Task goal. The records are to be restated in their entirety, word for word.

• • •

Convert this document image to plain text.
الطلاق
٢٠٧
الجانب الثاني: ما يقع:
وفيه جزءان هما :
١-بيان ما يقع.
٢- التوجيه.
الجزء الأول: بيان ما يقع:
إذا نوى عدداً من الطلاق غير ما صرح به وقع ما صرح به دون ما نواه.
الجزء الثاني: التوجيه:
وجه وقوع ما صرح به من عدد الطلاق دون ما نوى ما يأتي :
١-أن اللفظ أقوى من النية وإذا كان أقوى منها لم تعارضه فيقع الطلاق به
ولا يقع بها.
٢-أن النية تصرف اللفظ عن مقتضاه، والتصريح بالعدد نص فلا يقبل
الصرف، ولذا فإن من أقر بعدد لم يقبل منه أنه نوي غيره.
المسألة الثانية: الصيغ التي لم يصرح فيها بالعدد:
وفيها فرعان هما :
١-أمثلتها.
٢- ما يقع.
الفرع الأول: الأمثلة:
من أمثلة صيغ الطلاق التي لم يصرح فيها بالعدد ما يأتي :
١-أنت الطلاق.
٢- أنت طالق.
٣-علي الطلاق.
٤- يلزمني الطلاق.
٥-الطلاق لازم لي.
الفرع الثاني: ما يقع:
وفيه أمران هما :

• • •

Task output.
Convert this document image to plain text.
الطلاق
٢٠٧
الجانب الثاني: ما يقع:
وفيه جزءان هما :
١-بيان ما يقع.
٢- التوجيه.
الجزء الأول: بيان ما يقع:
إذا نوى عدداً من الطلاق غير ما صرح به وقع ما صرح به دون ما نواه.
الجزء الثاني: التوجيه:
وجه وقوع ما صرح به من عدد الطلاق دون ما نوى ما يأتي :
١-أن اللفظ أقوى من النية وإذا كان أقوى منها لم تعارضه فيقع الطلاق به
ولا يقع بها.
٢-أن النية تصرف اللفظ عن مقتضاه، والتصريح بالعدد نص فلا يقبل
الصرف، ولذا فإن من أقر بعدد لم يقبل منه أنه نوي غيره.
المسألة الثانية: الصيغ التي لم يصرح فيها بالعدد:
وفيها فرعان هما :
١-أمثلتها.
٢- ما يقع.
الفرع الأول: الأمثلة:
من أمثلة صيغ الطلاق التي لم يصرح فيها بالعدد ما يأتي :
١-أنت الطلاق.
٢- أنت طالق.
٣-علي الطلاق.
٤- يلزمني الطلاق.
٥-الطلاق لازم لي.
الفرع الثاني: ما يقع:
وفيه أمران هما :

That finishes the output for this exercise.